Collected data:

========

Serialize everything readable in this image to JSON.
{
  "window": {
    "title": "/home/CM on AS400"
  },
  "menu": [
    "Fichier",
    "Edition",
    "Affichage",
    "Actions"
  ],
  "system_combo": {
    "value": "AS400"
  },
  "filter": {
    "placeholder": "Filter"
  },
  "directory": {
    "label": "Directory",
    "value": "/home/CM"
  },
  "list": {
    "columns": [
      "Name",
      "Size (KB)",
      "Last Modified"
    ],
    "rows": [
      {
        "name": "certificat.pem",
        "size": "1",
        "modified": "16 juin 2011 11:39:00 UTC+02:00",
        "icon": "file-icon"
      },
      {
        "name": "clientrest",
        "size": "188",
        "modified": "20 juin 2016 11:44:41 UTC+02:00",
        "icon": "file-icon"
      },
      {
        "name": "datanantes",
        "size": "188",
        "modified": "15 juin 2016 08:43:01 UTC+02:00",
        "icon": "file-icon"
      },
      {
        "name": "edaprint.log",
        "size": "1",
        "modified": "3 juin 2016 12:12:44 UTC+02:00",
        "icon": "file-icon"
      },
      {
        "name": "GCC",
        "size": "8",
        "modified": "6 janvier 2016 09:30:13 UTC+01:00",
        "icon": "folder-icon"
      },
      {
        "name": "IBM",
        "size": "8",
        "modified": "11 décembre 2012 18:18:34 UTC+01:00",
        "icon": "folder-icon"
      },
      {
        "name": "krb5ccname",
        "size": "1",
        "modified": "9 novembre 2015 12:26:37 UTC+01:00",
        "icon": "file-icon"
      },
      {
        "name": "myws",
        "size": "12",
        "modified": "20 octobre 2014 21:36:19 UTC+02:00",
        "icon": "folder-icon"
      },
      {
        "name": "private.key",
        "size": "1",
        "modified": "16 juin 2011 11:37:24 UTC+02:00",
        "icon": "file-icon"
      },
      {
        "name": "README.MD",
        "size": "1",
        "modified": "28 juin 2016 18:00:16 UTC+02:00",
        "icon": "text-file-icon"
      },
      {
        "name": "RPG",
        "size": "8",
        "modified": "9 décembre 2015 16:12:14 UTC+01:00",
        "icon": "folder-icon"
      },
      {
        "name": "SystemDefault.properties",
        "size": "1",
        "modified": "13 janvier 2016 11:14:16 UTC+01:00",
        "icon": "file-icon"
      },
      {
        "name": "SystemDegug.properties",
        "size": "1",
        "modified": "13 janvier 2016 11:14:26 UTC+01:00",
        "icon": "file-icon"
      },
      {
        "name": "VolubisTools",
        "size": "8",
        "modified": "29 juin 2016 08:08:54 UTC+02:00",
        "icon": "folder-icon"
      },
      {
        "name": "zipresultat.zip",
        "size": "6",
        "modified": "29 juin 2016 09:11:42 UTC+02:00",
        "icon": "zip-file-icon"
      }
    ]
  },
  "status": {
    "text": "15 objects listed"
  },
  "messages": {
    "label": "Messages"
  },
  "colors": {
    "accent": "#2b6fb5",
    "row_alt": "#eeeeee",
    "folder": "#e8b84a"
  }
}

========

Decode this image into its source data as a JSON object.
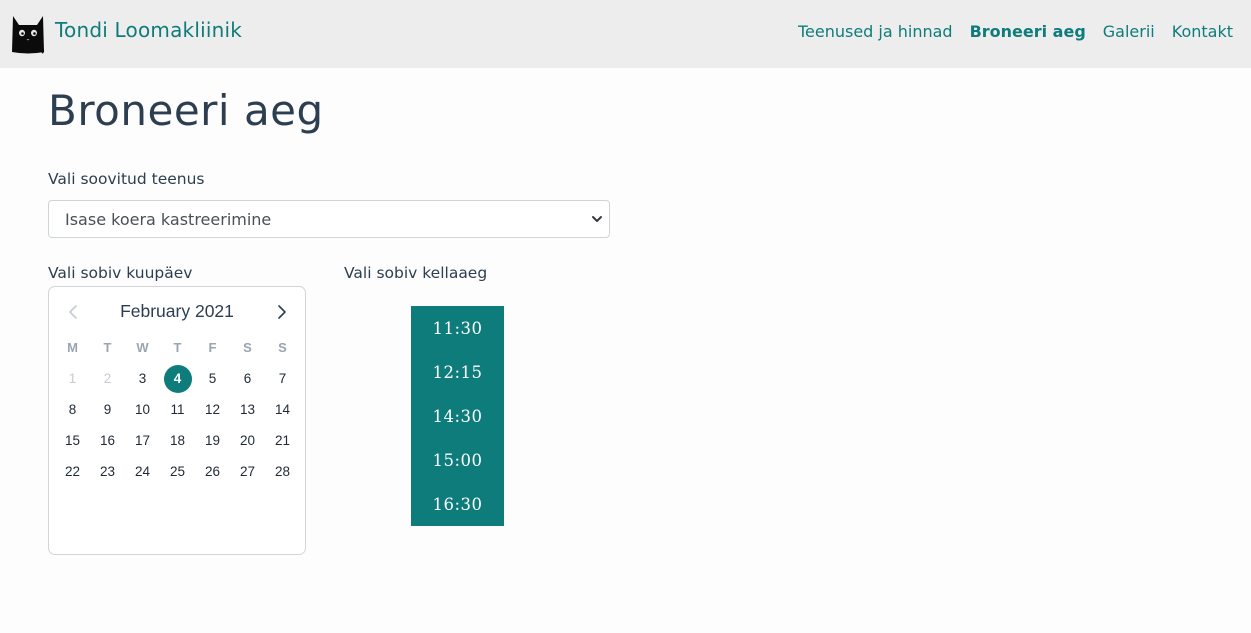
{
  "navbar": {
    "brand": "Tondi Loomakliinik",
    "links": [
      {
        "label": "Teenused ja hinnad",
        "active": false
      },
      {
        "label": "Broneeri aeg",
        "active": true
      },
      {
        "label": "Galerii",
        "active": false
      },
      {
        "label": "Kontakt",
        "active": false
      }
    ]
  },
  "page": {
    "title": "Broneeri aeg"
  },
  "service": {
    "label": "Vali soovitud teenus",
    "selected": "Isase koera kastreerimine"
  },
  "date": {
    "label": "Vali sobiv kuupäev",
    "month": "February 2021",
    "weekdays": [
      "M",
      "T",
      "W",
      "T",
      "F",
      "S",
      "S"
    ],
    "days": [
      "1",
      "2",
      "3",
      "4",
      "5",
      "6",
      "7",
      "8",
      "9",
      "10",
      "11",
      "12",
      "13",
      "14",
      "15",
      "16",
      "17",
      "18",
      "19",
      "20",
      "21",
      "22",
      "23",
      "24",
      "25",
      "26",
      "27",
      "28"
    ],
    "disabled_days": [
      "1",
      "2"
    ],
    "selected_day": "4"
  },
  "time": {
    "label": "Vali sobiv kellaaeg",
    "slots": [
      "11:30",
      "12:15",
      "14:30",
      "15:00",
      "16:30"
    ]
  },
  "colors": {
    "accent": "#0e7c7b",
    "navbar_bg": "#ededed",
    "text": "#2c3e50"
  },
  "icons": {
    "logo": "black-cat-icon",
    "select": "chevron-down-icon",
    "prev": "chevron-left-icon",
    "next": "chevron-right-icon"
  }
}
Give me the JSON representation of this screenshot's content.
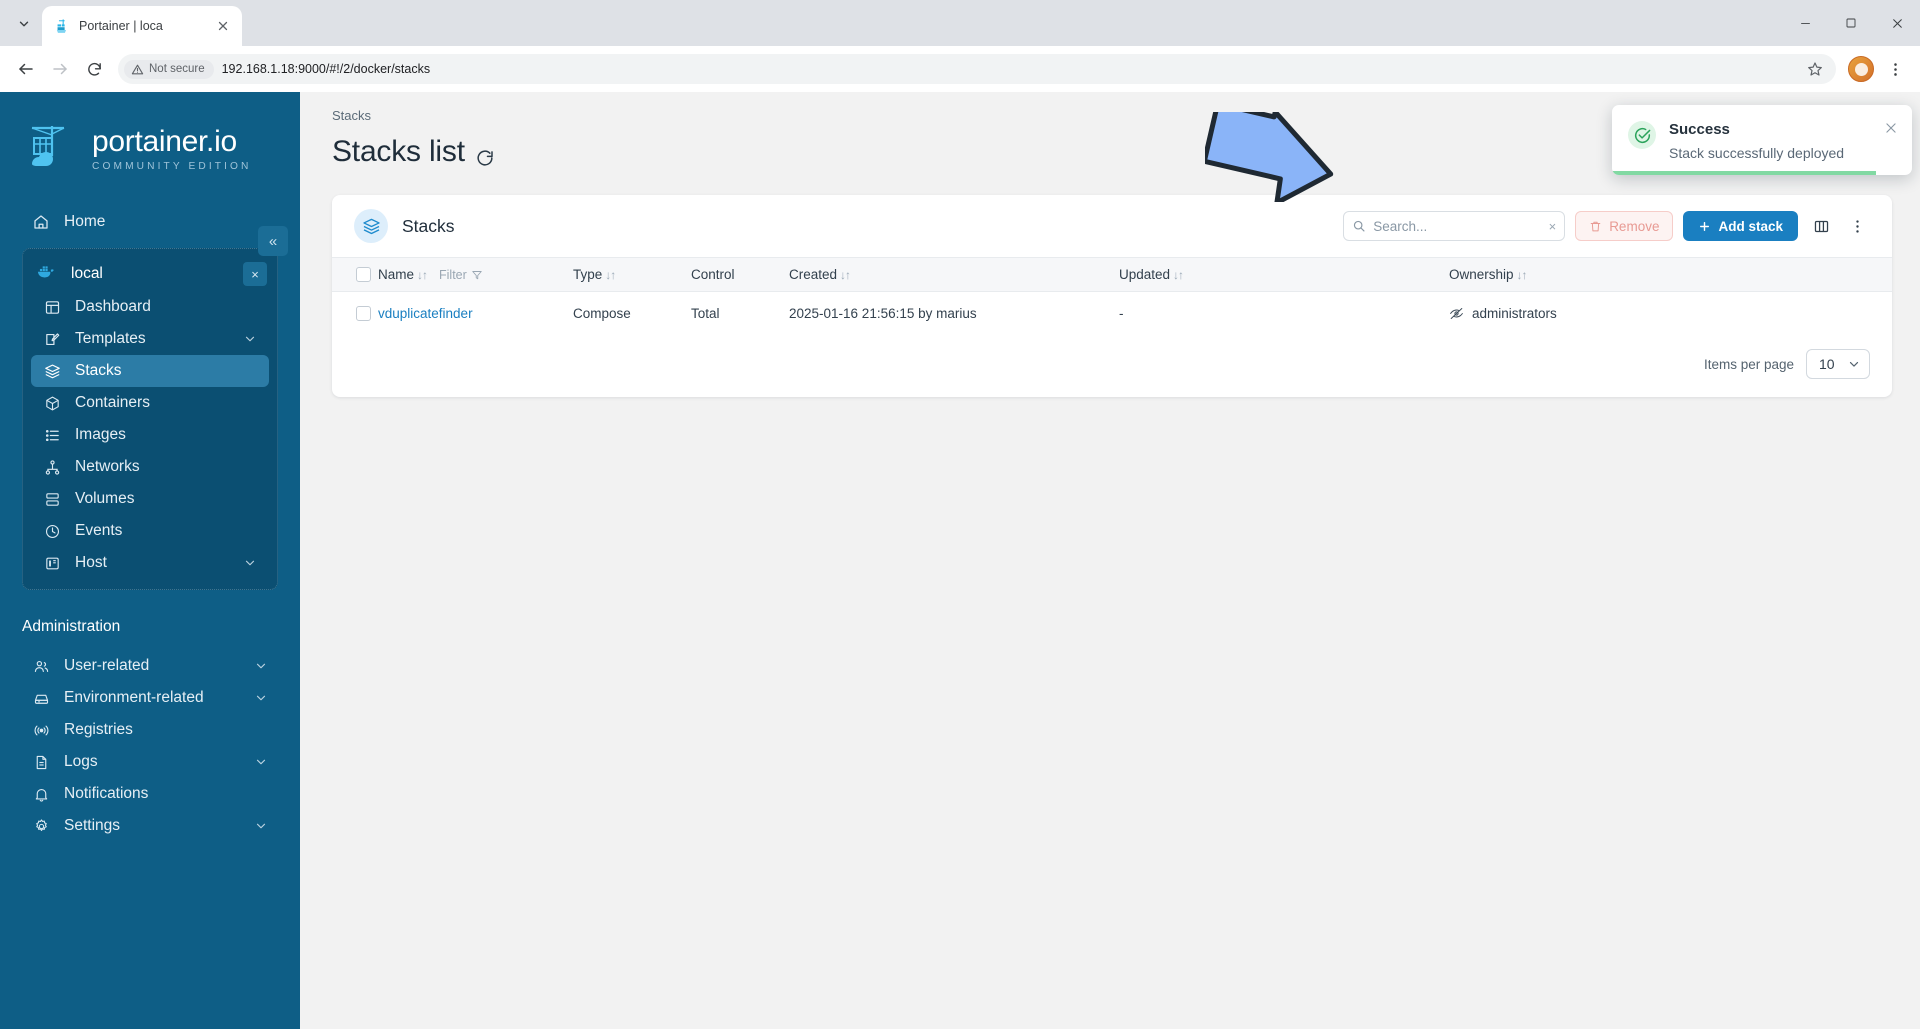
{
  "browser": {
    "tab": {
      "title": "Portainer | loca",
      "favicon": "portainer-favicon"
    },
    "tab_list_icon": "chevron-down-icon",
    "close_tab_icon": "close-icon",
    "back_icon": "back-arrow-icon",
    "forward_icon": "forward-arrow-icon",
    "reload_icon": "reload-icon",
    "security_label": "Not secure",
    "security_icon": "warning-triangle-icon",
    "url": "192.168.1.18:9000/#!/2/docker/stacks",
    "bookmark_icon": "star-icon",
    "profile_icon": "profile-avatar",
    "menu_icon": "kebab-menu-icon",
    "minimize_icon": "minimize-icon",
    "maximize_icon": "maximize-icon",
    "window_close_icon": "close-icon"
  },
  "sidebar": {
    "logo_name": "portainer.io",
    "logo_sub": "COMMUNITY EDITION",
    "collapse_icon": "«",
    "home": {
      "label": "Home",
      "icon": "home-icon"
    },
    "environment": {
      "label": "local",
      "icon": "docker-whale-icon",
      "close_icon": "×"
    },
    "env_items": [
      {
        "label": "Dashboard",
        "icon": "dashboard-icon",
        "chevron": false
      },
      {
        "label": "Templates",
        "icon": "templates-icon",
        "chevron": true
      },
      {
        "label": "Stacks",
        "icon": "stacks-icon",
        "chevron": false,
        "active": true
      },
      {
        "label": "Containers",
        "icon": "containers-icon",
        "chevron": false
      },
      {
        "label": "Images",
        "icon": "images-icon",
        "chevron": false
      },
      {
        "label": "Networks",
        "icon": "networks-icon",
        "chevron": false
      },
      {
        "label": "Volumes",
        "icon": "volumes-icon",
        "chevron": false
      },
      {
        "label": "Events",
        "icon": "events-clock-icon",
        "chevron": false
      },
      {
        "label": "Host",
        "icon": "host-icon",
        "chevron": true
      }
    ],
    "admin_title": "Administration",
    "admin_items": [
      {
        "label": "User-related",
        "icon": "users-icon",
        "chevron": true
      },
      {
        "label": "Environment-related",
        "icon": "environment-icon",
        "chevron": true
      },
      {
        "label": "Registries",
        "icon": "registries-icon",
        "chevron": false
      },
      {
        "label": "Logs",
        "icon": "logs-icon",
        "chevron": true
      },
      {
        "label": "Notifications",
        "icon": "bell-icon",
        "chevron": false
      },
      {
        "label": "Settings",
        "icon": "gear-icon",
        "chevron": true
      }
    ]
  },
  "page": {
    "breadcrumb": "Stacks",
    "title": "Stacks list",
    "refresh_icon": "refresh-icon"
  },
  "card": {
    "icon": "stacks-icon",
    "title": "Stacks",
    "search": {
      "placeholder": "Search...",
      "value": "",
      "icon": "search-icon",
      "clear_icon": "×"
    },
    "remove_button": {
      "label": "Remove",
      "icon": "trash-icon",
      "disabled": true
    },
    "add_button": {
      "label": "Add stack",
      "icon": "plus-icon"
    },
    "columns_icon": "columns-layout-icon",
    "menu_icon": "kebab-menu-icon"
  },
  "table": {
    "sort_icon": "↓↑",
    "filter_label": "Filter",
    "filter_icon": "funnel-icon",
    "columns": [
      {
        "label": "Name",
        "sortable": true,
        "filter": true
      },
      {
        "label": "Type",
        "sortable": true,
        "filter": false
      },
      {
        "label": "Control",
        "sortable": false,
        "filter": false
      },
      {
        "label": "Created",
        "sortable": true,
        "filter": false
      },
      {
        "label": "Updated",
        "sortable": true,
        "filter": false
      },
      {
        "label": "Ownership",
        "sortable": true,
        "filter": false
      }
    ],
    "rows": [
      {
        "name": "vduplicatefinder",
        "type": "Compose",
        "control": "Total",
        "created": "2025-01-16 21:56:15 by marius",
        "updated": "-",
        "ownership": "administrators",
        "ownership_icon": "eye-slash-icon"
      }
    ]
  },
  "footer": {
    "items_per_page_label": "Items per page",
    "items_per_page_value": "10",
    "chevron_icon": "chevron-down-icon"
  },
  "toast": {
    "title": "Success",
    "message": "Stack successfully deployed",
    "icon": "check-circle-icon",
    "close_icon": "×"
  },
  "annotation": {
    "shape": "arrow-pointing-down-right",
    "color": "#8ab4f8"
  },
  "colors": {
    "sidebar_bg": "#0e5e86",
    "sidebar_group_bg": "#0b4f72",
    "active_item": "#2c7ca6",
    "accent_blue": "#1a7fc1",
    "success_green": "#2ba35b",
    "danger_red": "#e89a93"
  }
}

========

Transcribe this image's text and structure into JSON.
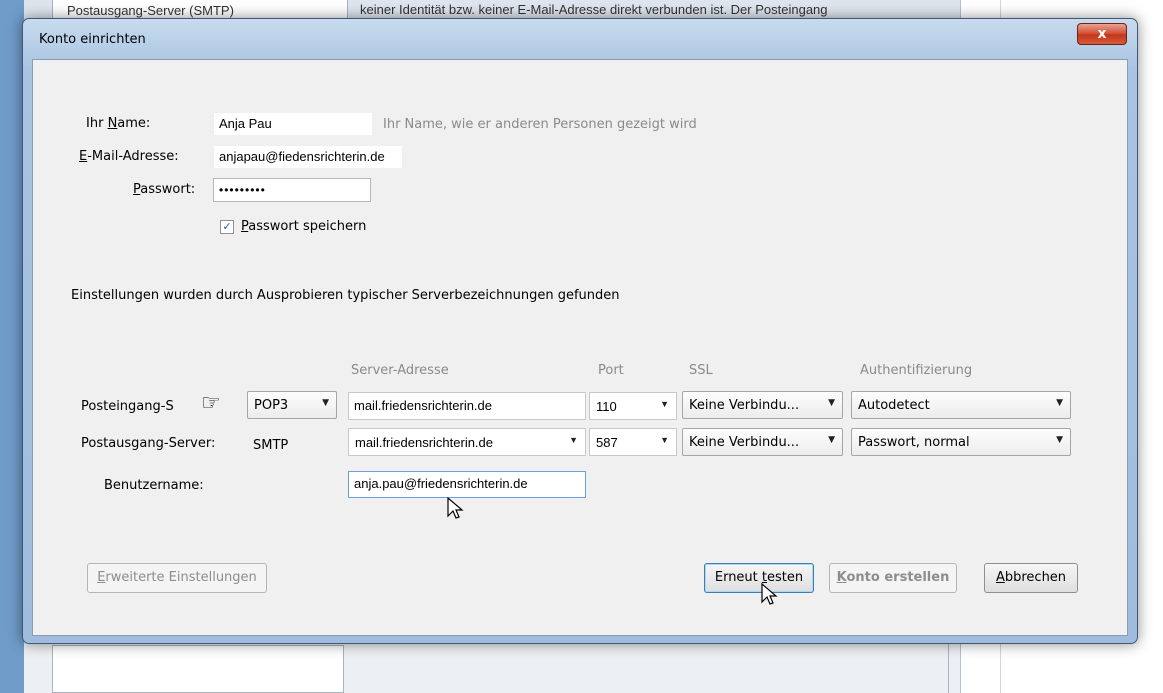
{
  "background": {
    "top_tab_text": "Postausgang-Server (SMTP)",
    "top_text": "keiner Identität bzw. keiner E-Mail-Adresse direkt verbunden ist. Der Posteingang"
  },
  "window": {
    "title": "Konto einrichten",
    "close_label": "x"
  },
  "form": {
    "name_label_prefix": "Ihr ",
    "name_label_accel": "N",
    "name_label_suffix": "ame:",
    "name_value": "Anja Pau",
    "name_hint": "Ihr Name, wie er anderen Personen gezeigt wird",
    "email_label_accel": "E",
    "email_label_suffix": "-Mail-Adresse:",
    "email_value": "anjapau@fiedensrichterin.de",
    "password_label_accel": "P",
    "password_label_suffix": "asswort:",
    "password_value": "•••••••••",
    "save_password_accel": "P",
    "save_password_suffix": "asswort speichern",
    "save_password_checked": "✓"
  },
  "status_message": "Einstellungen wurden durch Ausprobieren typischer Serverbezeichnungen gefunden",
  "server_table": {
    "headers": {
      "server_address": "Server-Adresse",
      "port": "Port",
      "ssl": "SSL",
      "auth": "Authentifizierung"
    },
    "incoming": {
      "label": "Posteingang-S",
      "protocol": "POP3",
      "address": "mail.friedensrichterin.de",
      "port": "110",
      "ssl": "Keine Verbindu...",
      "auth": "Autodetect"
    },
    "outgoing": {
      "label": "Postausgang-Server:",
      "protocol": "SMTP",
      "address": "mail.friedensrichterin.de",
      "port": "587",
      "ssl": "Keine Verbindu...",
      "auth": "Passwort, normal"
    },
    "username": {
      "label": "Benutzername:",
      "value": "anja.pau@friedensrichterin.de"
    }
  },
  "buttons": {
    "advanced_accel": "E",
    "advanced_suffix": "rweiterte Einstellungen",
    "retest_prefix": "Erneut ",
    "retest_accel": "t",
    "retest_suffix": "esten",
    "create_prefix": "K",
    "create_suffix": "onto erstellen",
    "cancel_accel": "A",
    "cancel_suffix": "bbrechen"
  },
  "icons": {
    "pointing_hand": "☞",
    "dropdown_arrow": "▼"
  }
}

========

REQUIREMENT: Determine how many lines of the data contain "kebab" and give nothing but that number.

RESULT BELOW: 2